> _Exercise details_:
Pick out the lines below with "name" and list them.

(begin)

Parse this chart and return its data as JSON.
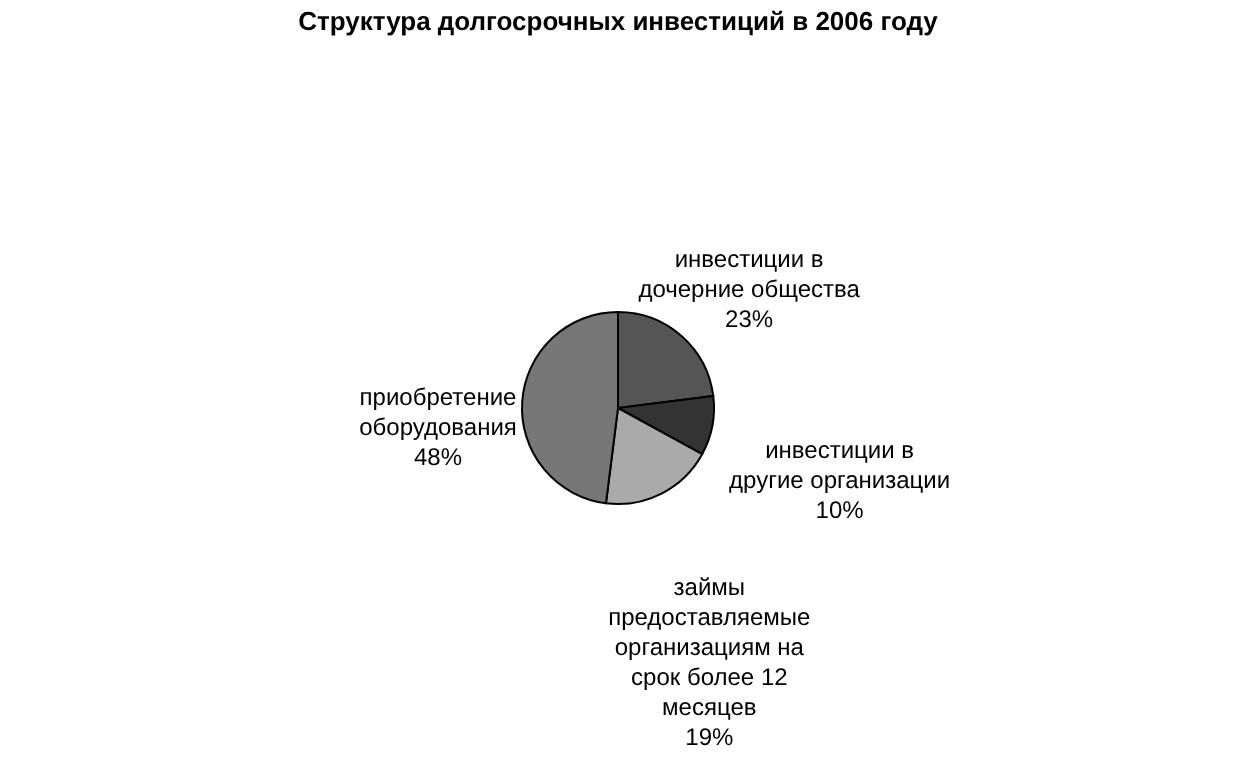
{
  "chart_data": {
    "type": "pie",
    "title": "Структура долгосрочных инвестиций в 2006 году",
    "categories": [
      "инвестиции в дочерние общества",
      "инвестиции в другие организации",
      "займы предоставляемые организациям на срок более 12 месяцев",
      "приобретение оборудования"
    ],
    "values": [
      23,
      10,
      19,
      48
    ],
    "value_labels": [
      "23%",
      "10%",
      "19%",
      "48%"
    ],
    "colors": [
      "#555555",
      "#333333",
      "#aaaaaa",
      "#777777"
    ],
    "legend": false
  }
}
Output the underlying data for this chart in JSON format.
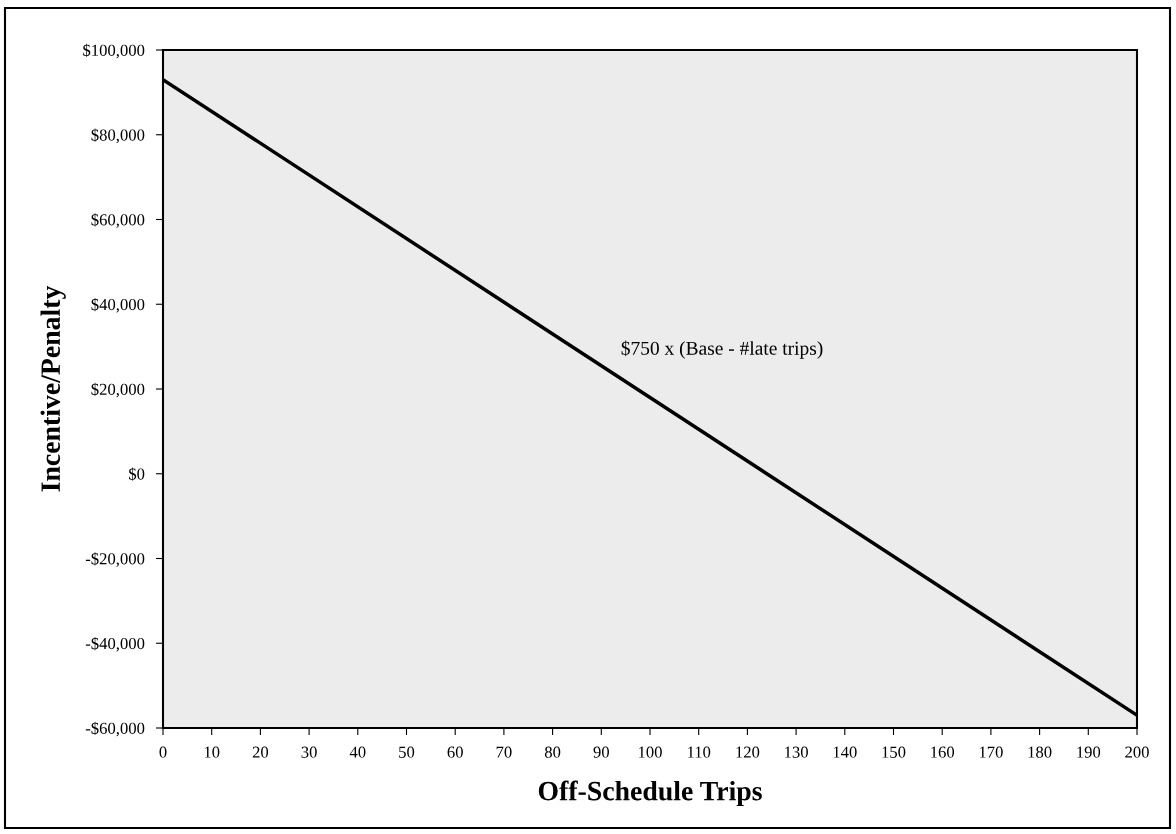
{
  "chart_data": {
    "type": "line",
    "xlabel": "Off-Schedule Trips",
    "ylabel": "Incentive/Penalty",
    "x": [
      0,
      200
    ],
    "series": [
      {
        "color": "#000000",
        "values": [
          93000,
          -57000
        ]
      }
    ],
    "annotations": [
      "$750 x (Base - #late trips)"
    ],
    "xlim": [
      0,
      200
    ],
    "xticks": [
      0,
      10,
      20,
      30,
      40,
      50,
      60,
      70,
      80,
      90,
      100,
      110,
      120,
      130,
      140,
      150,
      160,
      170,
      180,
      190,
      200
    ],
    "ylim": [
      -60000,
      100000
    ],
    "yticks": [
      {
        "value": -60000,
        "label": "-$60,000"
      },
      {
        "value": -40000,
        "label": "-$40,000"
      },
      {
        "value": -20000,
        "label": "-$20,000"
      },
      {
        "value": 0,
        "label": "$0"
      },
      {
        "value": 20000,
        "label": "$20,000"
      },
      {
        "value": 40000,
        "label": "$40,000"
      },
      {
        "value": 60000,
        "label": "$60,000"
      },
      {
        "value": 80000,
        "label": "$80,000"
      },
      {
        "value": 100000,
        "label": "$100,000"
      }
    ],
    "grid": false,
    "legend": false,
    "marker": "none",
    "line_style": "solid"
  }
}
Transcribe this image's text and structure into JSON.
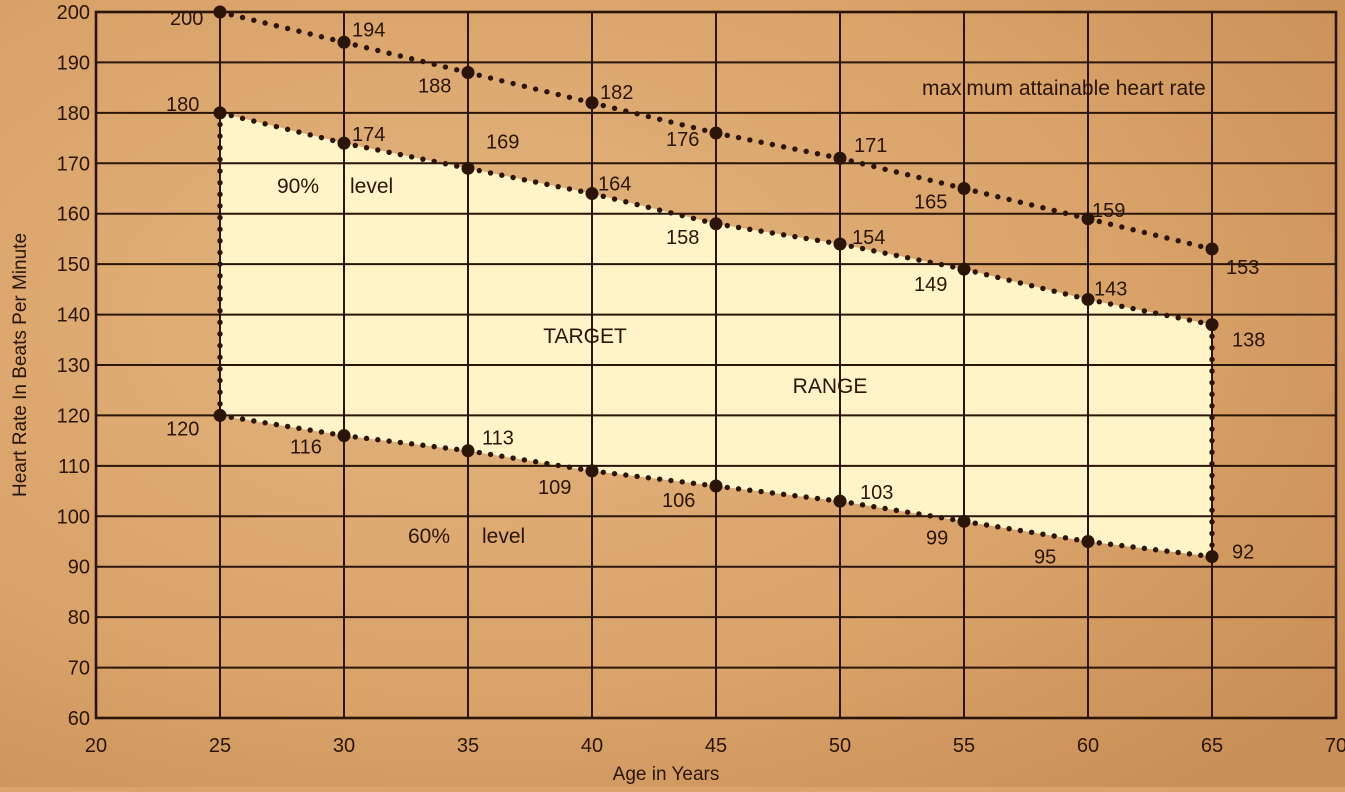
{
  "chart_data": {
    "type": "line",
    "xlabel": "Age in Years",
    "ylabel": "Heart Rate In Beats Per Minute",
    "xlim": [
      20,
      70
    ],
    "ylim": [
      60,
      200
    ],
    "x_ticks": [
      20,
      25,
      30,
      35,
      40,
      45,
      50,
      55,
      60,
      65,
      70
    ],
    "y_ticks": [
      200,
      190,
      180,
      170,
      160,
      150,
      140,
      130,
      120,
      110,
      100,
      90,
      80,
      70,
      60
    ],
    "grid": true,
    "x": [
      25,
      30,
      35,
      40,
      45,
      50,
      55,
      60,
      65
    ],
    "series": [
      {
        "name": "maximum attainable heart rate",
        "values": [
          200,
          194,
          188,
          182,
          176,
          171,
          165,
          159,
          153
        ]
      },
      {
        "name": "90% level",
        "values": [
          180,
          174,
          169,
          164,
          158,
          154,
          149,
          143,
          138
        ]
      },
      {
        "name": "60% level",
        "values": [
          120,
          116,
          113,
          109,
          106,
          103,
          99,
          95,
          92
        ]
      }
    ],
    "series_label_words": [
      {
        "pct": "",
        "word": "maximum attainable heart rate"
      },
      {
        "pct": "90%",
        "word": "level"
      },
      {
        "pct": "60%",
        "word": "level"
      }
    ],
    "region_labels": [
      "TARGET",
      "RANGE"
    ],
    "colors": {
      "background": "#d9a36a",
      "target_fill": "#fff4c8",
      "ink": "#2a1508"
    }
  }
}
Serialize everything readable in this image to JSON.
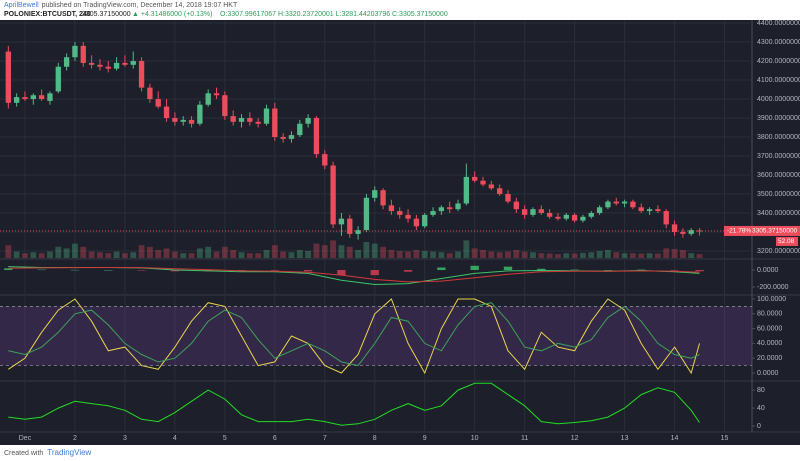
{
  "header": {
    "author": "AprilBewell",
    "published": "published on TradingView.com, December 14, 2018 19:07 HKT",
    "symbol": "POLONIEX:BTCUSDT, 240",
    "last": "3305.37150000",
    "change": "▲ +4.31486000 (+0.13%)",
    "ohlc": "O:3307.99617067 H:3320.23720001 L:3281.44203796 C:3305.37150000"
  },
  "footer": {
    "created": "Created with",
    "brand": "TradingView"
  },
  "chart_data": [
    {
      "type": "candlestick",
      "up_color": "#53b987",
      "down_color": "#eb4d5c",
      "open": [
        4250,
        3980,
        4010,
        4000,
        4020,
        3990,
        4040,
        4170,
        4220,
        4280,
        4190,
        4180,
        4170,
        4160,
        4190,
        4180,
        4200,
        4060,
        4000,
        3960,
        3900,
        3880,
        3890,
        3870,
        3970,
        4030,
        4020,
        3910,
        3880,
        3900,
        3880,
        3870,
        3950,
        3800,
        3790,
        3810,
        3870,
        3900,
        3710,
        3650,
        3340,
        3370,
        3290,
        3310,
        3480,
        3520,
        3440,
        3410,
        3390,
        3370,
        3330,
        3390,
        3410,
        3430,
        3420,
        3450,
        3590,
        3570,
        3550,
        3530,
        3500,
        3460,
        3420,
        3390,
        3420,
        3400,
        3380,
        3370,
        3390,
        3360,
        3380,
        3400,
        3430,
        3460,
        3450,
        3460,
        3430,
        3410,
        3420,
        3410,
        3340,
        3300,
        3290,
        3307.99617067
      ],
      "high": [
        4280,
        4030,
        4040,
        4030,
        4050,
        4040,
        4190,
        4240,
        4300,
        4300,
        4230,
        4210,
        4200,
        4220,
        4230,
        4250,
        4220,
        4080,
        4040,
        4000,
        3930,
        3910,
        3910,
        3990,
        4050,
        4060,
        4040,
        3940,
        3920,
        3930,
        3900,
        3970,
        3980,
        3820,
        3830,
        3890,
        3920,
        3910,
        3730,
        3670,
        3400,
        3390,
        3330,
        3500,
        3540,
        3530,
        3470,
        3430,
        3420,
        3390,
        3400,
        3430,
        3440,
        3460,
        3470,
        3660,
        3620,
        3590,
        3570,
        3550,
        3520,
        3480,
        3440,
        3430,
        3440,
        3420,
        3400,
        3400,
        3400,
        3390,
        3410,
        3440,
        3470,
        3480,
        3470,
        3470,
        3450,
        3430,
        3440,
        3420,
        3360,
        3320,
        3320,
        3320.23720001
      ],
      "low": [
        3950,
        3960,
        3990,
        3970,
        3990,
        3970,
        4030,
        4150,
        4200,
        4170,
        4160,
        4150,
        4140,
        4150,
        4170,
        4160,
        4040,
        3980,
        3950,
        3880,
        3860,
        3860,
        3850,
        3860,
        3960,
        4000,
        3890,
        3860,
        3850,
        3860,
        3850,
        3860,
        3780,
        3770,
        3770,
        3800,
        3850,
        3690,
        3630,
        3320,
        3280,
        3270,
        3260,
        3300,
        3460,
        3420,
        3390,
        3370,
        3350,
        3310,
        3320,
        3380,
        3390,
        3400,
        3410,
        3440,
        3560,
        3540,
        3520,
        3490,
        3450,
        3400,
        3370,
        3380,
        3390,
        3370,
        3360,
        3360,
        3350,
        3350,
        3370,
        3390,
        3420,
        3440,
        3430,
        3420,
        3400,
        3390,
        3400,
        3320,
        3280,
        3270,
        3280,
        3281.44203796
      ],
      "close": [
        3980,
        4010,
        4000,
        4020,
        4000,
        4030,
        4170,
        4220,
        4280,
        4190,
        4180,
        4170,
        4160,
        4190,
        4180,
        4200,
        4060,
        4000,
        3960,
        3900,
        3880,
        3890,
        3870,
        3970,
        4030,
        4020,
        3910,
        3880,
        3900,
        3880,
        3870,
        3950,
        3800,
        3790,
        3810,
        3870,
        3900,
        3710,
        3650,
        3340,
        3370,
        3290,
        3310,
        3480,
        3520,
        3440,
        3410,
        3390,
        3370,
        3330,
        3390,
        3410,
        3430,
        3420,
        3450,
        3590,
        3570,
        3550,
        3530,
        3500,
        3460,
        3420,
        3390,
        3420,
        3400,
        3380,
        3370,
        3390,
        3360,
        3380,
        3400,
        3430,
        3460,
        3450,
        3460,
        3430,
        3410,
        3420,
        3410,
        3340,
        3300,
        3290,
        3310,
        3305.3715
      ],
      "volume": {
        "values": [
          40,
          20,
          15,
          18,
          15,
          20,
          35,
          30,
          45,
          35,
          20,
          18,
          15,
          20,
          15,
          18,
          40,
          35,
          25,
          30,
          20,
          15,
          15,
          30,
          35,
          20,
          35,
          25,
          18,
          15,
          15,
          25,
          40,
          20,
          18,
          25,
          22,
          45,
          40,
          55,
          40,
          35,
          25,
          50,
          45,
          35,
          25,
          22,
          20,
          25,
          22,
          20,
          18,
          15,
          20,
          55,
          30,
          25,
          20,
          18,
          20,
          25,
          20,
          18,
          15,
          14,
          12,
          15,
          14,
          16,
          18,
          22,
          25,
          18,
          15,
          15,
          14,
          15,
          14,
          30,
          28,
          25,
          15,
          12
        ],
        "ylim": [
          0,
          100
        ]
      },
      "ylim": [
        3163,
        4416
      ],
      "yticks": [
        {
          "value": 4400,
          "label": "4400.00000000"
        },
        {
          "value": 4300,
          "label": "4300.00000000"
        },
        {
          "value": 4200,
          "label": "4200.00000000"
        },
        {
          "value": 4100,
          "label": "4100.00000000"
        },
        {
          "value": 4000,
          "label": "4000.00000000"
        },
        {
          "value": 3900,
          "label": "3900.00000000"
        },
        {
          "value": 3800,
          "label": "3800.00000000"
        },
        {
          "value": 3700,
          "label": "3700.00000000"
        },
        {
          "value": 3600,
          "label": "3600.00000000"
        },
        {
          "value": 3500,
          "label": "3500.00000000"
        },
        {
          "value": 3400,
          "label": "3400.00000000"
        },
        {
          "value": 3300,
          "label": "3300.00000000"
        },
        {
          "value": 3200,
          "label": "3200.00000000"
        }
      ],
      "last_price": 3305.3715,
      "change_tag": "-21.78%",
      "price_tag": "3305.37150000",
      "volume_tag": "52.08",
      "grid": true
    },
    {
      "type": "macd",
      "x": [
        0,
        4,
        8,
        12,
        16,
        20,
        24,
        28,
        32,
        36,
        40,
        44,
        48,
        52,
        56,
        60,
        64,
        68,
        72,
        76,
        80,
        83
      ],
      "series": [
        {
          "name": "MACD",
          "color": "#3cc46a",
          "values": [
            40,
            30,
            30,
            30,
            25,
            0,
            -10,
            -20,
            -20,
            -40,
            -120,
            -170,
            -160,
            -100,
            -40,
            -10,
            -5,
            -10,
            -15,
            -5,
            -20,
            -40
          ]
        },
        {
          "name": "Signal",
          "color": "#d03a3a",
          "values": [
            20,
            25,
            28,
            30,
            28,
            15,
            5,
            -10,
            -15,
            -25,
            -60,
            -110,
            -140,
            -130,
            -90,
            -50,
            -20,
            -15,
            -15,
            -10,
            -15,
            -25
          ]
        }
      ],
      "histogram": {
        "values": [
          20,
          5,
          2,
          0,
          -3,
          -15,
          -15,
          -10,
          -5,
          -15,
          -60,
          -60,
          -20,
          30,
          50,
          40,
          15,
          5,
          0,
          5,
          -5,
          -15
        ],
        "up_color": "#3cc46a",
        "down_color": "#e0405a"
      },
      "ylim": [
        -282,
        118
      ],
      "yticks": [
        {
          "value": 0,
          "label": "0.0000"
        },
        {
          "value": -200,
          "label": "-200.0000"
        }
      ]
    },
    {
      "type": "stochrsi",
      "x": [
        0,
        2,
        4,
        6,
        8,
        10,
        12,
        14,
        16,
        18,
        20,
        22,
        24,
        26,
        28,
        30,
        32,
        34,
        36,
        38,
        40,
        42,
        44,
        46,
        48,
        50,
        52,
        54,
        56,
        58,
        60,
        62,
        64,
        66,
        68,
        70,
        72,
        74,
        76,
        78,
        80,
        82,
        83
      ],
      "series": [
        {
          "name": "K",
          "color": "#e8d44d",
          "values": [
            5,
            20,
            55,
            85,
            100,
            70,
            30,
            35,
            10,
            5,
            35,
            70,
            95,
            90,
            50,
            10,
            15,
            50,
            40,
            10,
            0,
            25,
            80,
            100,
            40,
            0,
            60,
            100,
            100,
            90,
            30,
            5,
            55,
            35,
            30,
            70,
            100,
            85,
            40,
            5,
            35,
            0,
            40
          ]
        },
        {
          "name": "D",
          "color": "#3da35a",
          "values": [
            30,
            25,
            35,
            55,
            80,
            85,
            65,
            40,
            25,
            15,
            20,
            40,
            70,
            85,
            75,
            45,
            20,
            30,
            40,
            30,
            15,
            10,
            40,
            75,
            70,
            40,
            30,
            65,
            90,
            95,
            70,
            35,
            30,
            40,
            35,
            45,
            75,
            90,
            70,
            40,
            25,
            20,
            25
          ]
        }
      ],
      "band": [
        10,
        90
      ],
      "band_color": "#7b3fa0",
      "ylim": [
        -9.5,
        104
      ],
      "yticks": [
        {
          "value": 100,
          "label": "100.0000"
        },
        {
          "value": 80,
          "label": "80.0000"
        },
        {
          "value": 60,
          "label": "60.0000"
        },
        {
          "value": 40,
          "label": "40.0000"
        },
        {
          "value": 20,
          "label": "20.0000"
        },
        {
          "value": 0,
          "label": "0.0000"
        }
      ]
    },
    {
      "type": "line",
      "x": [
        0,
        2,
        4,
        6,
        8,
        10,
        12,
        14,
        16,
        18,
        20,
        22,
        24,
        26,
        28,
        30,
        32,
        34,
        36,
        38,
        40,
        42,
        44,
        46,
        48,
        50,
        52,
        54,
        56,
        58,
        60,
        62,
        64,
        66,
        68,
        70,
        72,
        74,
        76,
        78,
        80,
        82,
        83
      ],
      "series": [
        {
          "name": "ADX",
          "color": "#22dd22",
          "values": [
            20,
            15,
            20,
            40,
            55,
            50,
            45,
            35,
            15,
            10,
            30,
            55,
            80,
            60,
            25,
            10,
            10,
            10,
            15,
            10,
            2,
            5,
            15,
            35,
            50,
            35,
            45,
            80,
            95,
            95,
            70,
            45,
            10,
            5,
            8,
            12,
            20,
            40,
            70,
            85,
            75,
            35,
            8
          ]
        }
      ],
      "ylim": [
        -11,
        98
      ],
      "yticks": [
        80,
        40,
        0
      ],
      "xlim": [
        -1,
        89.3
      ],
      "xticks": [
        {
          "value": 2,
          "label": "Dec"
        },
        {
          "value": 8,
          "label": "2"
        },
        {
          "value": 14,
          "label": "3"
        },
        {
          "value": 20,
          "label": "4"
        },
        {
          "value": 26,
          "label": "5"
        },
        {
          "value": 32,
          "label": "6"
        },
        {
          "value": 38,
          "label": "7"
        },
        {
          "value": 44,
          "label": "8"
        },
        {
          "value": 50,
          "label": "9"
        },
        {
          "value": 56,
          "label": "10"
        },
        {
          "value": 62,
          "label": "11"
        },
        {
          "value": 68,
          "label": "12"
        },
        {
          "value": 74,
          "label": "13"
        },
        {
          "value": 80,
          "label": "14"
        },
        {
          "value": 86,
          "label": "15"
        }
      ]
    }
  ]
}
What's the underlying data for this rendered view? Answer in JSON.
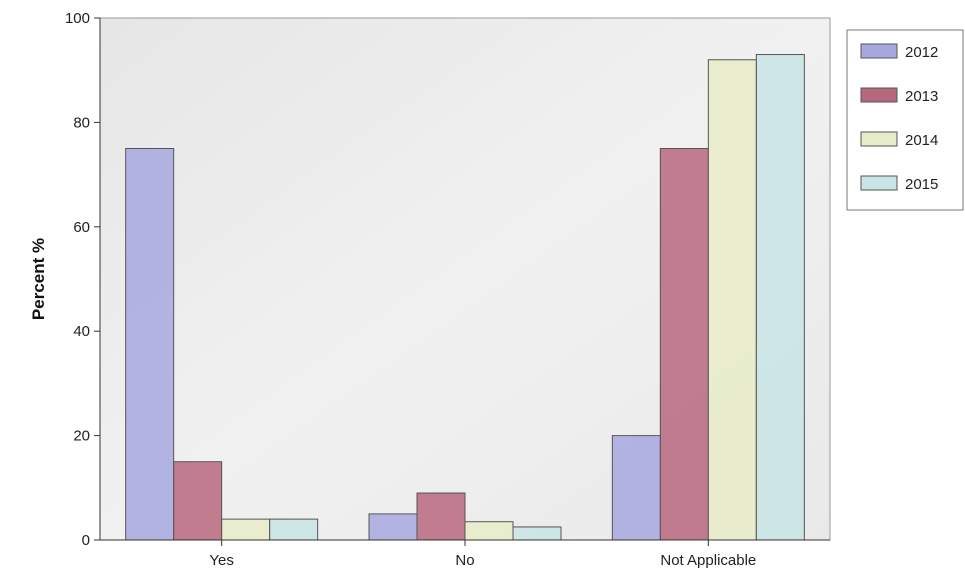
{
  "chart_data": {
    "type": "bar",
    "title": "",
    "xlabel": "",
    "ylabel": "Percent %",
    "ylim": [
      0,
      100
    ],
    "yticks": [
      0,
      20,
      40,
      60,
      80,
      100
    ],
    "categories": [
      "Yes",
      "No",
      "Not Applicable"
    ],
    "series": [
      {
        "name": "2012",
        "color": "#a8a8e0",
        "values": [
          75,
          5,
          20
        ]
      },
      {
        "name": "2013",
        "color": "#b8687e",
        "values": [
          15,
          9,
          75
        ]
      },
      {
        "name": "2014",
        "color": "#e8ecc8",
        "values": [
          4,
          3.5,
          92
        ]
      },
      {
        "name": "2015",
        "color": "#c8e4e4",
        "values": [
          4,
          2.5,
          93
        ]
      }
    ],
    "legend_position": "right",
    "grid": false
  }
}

(end)

> _Task answer_:
        "name": "maximum attainable heart rate",
        "name": "90% level",
        "name": "60% level",
          "name": "MACD",
          "name": "Signal",
          "name": "K",
          "name": "D",
          "name": "ADX",
        "name": "2012",
        "name": "2013",
        "name": "2014",
        "name": "2015",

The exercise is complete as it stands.